** Goal **
Find the lines that hold the word "this" and return them.

++++ Records shown ++++

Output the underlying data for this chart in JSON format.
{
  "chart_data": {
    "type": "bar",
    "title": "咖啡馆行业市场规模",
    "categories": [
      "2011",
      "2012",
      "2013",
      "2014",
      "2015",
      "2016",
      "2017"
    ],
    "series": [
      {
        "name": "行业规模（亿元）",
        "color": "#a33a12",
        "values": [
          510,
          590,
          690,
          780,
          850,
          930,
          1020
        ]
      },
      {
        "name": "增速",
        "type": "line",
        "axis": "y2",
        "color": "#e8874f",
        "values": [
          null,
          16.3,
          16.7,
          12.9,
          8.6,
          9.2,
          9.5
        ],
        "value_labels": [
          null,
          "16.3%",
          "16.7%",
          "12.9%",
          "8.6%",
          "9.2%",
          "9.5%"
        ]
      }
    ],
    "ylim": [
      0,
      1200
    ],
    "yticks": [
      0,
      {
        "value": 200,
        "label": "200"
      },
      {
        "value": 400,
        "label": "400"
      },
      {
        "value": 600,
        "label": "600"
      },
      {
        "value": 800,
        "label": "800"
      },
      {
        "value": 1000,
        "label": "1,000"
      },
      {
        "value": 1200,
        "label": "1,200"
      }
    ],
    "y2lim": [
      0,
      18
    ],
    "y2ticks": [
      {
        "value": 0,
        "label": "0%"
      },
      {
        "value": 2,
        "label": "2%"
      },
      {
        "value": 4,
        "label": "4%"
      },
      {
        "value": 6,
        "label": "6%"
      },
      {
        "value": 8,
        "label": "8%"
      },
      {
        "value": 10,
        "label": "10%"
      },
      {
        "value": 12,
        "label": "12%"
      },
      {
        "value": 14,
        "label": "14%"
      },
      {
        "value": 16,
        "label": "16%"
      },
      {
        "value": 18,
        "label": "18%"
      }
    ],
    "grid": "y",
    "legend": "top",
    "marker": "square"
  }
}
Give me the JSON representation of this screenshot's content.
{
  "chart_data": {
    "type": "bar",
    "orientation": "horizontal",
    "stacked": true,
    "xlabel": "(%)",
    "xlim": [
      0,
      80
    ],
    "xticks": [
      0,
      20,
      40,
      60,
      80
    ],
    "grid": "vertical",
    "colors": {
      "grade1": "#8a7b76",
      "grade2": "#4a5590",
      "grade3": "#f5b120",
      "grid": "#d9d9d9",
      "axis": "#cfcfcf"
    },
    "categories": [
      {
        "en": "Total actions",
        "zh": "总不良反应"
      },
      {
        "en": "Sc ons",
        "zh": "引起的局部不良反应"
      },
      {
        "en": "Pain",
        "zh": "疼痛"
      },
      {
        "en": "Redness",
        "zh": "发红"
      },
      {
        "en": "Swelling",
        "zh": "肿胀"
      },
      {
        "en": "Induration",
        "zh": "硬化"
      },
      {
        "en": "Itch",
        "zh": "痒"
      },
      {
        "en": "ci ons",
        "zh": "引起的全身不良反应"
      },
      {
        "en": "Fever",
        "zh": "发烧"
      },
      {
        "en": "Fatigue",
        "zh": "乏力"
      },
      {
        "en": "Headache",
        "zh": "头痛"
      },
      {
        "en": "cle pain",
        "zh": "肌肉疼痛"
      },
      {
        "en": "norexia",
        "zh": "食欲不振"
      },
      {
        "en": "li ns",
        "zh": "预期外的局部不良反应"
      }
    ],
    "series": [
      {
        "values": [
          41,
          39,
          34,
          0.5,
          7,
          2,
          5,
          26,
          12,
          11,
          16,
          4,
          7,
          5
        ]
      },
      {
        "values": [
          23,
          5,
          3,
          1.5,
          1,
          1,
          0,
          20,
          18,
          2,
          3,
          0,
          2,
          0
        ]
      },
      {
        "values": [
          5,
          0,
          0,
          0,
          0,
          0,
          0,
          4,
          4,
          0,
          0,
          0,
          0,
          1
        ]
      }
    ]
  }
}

++++

** Task answer **
Output the underlying data for this chart in JSON format.
Give me the JSON representation of this screenshot's content.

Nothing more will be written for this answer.